* **Written exercise**
Gather the lines that hold the string "aluminium".

Collected data:
★ ★ ★ ★ ★ ★ ★

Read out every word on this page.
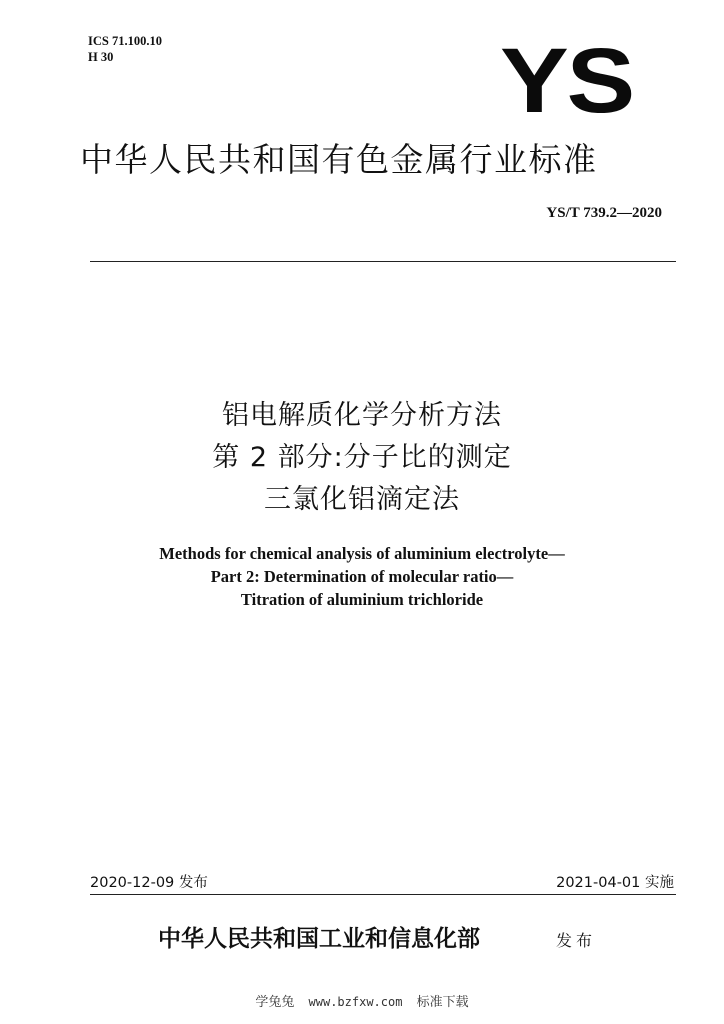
ICS 71.100.10
H 30	YS
中华人民共和国有色金属行业标准
YS/T 739.2—2020
铝电解质化学分析方法
第 2 部分:分子比的测定
三氯化铝滴定法
Methods for chemical analysis of aluminium electrolyte—
Part 2: Determination of molecular ratio—
Titration of aluminium trichloride
2020-12-09 发布	2021-04-01 实施
中华人民共和国工业和信息化部	发布
学兔兔 www.bzfxw.com 标准下载
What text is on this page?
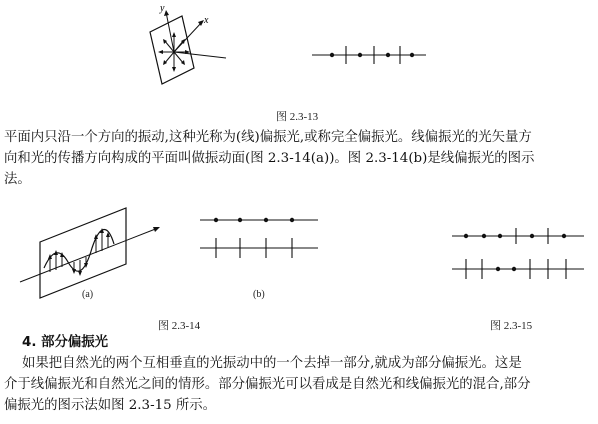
y
x
图 2.3-13
平面内只沿一个方向的振动,这种光称为(线)偏振光,或称完全偏振光。线偏振光的光矢量方
向和光的传播方向构成的平面叫做振动面(图 2.3-14(a))。图 2.3-14(b)是线偏振光的图示
法。
(a)	(b)
图 2.3-14	图 2.3-15
4. 部分偏振光
如果把自然光的两个互相垂直的光振动中的一个去掉一部分,就成为部分偏振光。这是
介于线偏振光和自然光之间的情形。部分偏振光可以看成是自然光和线偏振光的混合,部分
偏振光的图示法如图 2.3-15 所示。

★ ★ ★ ★ ★ ★ ★

* **Problem solution**
Methods for chemical analysis of aluminium electrolyte—
Titration of aluminium trichloride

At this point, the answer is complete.